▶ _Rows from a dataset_
· · · · ·

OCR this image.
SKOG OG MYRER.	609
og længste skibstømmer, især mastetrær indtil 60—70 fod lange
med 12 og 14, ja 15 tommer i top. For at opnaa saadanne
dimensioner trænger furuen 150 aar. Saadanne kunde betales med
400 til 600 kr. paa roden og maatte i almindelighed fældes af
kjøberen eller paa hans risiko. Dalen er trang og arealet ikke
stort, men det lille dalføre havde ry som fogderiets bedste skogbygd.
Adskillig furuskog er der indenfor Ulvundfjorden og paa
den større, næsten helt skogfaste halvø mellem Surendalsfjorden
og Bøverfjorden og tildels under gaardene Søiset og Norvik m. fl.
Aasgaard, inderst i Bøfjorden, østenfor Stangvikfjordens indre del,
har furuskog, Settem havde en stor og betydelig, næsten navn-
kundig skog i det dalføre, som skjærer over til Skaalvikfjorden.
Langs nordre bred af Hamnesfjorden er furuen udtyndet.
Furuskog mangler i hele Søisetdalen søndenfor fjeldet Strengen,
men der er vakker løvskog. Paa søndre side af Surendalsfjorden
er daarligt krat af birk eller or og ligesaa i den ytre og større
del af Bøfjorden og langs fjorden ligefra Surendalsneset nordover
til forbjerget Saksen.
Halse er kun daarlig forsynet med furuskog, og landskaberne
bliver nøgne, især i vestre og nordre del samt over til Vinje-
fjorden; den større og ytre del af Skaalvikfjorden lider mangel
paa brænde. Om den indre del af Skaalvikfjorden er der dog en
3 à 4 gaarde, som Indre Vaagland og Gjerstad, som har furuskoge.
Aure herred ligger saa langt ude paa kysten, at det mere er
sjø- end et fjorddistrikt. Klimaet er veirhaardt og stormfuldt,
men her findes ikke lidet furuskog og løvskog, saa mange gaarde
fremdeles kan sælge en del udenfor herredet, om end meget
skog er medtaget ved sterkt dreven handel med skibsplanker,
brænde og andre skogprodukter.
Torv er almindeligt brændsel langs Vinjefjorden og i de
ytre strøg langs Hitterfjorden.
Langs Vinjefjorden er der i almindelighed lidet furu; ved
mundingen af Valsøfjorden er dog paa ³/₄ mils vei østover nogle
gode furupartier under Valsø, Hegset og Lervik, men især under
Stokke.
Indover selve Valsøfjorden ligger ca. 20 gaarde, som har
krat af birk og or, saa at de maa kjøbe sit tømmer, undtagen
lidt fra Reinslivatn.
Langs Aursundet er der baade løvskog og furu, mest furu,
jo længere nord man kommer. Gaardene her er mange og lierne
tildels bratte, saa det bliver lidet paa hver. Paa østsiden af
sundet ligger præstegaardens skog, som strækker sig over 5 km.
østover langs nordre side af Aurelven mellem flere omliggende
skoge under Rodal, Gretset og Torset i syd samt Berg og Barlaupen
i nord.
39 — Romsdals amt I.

· · · · ·

Using the data above, copy each line that contains "Vinjefjorden".

▶ _Answer to this task_
Torv er almindeligt brændsel langs Vinjefjorden og i de
Langs Vinjefjorden er der i almindelighed lidet furu; ved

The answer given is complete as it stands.